Exercise:
Select the lines that hold the word "关于规范发展移动数字电视的意见" and copy each one.

=== Given information ===

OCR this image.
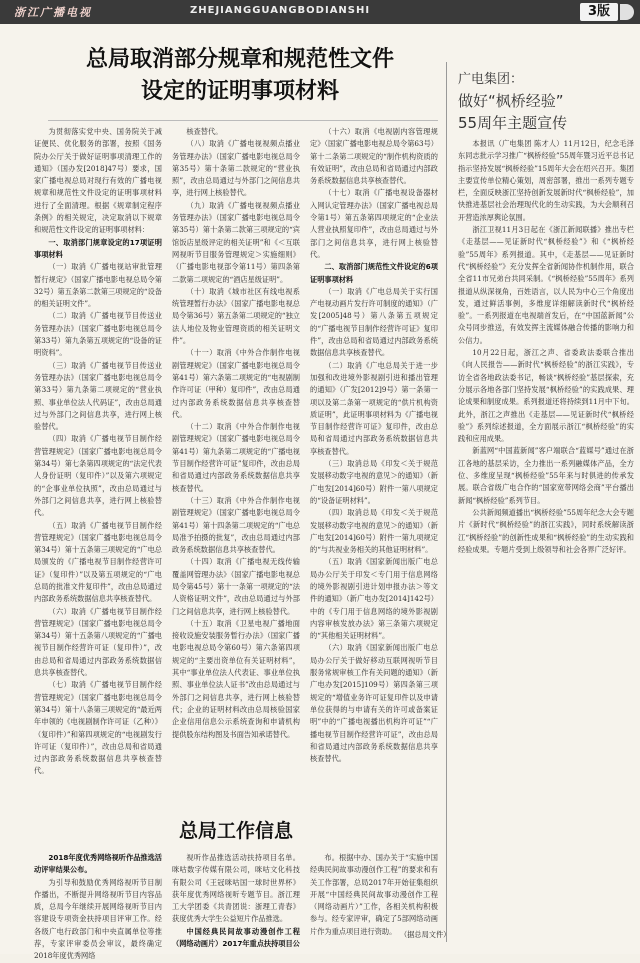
浙江广播电视	ZHEJIANGGUANGBODIANSHI	3版
总局取消部分规章和规范性文件
设定的证明事项材料

为贯彻落实党中央、国务院关于减证便民、优化服务的部署，按照《国务院办公厅关于做好证明事项清理工作的通知》（国办发[2018]47号）要求，国家广播电视总局对现行有效的广播电视规章和规范性文件设定的证明事项材料进行了全面清理。根据《规章制定程序条例》的相关规定，决定取消以下规章和规范性文件设定的证明事项材料：

一、取消部门规章设定的17项证明事项材料

（一）取消《广播电视站审批管理暂行规定》（国家广播电影电视总局令第32号）第五条第二款第三项规定的“设备的相关证明文件”。

（二）取消《广播电视节目传送业务管理办法》（国家广播电影电视总局令第33号）第九条第五项规定的“设备的证明资料”。

（三）取消《广播电视节目传送业务管理办法》（国家广播电影电视总局令第33号）第九条第二项规定的“营业执照、事业单位法人代码证”，改由总局通过与外部门之间信息共享，进行网上核验替代。

（四）取消《广播电视节目制作经营管理规定》（国家广播电影电视总局令第34号）第七条第四项规定的“法定代表人身份证明（复印件）”以及第六项规定的“企事业单位执照”，改由总局通过与外部门之间信息共享，进行网上核验替代。

（五）取消《广播电视节目制作经营管理规定》（国家广播电影电视总局令第34号）第十五条第三项规定的“广电总局颁发的《广播电视节目制作经营许可证》（复印件）”以及第五项规定的“广电总局的批准文件复印件”，改由总局通过内部政务系统数据信息共享核查替代。

（六）取消《广播电视节目制作经营管理规定》（国家广播电影电视总局令第34号）第十五条第八项规定的“广播电视节目制作经营许可证（复印件）”，改由总局和省局通过内部政务系统数据信息共享核查替代。

（七）取消《广播电视节目制作经营管理规定》（国家广播电影电视总局令第34号）第十八条第三项规定的“最近两年申领的《电视剧制作许可证（乙种）》（复印件）”和第四项规定的“电视剧发行许可证（复印件）”，改由总局和省局通过内部政务系统数据信息共享核查替代。

核查替代。

（八）取消《广播电视视频点播业务管理办法》（国家广播电影电视总局令第35号）第十条第二款规定的“营业执照”，改由总局通过与外部门之间信息共享，进行网上核验替代。

（九）取消《广播电视视频点播业务管理办法》（国家广播电影电视总局令第35号）第十条第二款第三项规定的“宾馆饭店星级评定的相关证明”和《＜互联网视听节目服务管理规定＞实施细则》（广播电影电视部令第11号）第四条第二款第二项规定的“酒店星级证明”。

（十）取消《城市社区有线电视系统管理暂行办法》（国家广播电影电视总局令第36号）第五条第二项规定的“独立法人地位及物业管理资质的相关证明文件”。

（十一）取消《中外合作制作电视剧管理规定》（国家广播电影电视总局令第41号）第六条第二项规定的“电视剧制作许可证（甲种）复印件”，改由总局通过内部政务系统数据信息共享核查替代。

（十二）取消《中外合作制作电视剧管理规定》（国家广播电影电视总局令第41号）第九条第二项规定的“广播电视节目制作经营许可证”复印件，改由总局和省局通过内部政务系统数据信息共享核查替代。

（十三）取消《中外合作制作电视剧管理规定》（国家广播电影电视总局令第41号）第十四条第二项规定的“广电总局准予拍摄的批复”，改由总局通过内部政务系统数据信息共享核查替代。

（十四）取消《广播电视无线传输覆盖网管理办法》（国家广播电影电视总局令第45号）第十一条第一项规定的“法人资格证明文件”，改由总局通过与外部门之间信息共享，进行网上核验替代。

（十五）取消《卫星电视广播地面接收设施安装服务暂行办法》（国家广播电影电视总局令第60号）第六条第四项规定的“主要出资单位有关证明材料”，其中“事业单位法人代表证、事业单位执照、事业单位法人证书”改由总局通过与外部门之间信息共享，进行网上核验替代；企业的证明材料改由总局核验国家企业信用信息公示系统查询和申请机构提供股东结构图及书面告知承诺替代。

（十六）取消《电视剧内容管理规定》（国家广播电影电视总局令第63号）第十二条第二项规定的“制作机构资质的有效证明”，改由总局和省局通过内部政务系统数据信息共享核查替代。

（十七）取消《广播电视设备器材入网认定管理办法》（国家广播电视总局令第1号）第五条第四项规定的“企业法人营业执照复印件”，改由总局通过与外部门之间信息共享，进行网上核验替代。

二、取消部门规范性文件设定的6项证明事项材料

（一）取消《广电总局关于实行国产电视动画片发行许可制度的通知》（广发[2005]48号）第八条第五项规定的“广播电视节目制作经营许可证》复印件”，改由总局和省局通过内部政务系统数据信息共享核查替代。

（二）取消《广电总局关于进一步加强和改进境外影视剧引进和播出管理的通知》（广发[2012]9号）第一条第一项以及第二条第一项规定的“供片机构资质证明”，此证明事项材料为《广播电视节目制作经营许可证》复印件，改由总局和省局通过内部政务系统数据信息共享核查替代。

（三）取消总局《印发＜关于规范发展移动数字电视的意见＞的通知》（新广电发[2014]60号）附件一第八项规定的“设备证明材料”。

（四）取消总局《印发＜关于规范发展移动数字电视的意见＞的通知》（新广电发[2014]60号）附件一第九项规定的“与共视业务相关的其他证明材料”。

（五）取消《国家新闻出版广电总局办公厅关于印发＜专门用于信息网络的境外影视剧引进计划申报办法＞等文件的通知》（新广电办发[2014]142号）中的《专门用于信息网络的境外影视剧内容审核发放办法》第三条第六项规定的“其他相关证明材料”。

（六）取消《国家新闻出版广电总局办公厅关于做好移动互联网视听节目服务常规审核工作有关问题的通知》（新广电办发[2015]109号）第四条第三项规定的“增值业务许可证复印件以及申请单位获得的与申请有关的许可或备案证明”中的“广播电视播出机构许可证”“广播电视节目制作经营许可证”，改由总局和省局通过内部政务系统数据信息共享核查替代。

广电集团：
做好“枫桥经验”
55周年主题宣传

本报讯（广电集团 陈才人）11月12日，纪念毛泽东同志批示学习推广“枫桥经验”55周年暨习近平总书记指示坚持发展“枫桥经验”15周年大会在绍兴召开。集团主要宣传单位精心策划，周密部署，推出一系列专题专栏，全面反映浙江坚持创新发展新时代“枫桥经验”，加快推进基层社会治理现代化的生动实践，为大会顺利召开营造浓厚舆论氛围。

浙江卫视11月3日起在《浙江新闻联播》推出专栏《走基层——见证新时代“枫桥经验”》和《“枫桥经验”55周年》系列报道。其中，《走基层——见证新时代“枫桥经验”》充分发挥全省新闻协作机制作用，联合全省11市兄弟台共同采制。《“枫桥经验”55周年》系列报道从纵深视角，百姓语言，以人民为中心三个角度出发，通过鲜活事例，多维度详细解读新时代“枫桥经验”。一系列报道在电视端首发后，在“中国蓝新闻”公众号同步推送，有效发挥主流媒体融合传播的影响力和公信力。

10月22日起，浙江之声、省委政法委联合推出《向人民报告——新时代“枫桥经验”的浙江实践》，专访全省各地政法委书记，畅谈“枫桥经验”基层探索，充分展示各地各部门坚持发展“枫桥经验”的实践成果、理论成果和制度成果。系列报道还将持续到11月中下旬。此外，浙江之声推出《走基层——见证新时代“枫桥经验”》系列综述报道，全方面展示浙江“枫桥经验”的实践和应用成果。

新蓝网“中国蓝新闻”客户端联合“蓝媒号”通过在浙江各地的基层采访，全力推出一系列融媒体产品，全方位、多维度呈现“枫桥经验”55年来与时俱进的传承发展。联合省级广电合作的“国家宽带网络会商”平台播出新闻“枫桥经验”系列节目。

公共新闻频道播出“枫桥经验”55周年纪念大会专题片《新时代“枫桥经验”的浙江实践》，同时系统解读浙江“枫桥经验”的创新性成果和“枫桥经验”的生动实践和经验成果。专题片受到上级领导和社会各界广泛好评。

总局工作信息

2018年度优秀网络视听作品推选活动评审结果公布。

为引导和鼓励优秀网络视听节目制作播出，不断提升网络视听节目内容品质，总局今年继续开展网络视听节目内容建设专项资金扶持项目评审工作。经各级广电行政部门和中央直属单位等推荐，专家评审委员会审议，最终确定2018年度优秀网络

视听作品推选活动扶持项目名单。咪咕数字传媒有限公司，咪咕文化科技有限公司《王冠咪咕国一球时世界杯》获年度优秀网络视听专题节目。浙江理工大学团委《共青团说：浙理工青春》获度优秀大学生公益短片作品推选。

中国经典民间故事动漫创作工程（网络动画片）2017年重点扶持项目公

布。根据中办、国办关于“实施中国经典民间故事动漫创作工程”的要求和有关工作部署，总局2017年开始征集组织开展“中国经典民间故事动漫创作工程（网络动画片）”工作，各相关机构积极参与。经专家评审，确定了5部网络动画片作为重点项目进行资助。 （据总局文件）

===

The solution:
（三）取消总局《印发＜关于规范发展移动数字电视的意见＞的通知》（新广电发[2014]60号）附件一第八项规定的“设备证明材料”。
（四）取消总局《印发＜关于规范发展移动数字电视的意见＞的通知》（新广电发[2014]60号）附件一第九项规定的“与共视业务相关的其他证明材料”。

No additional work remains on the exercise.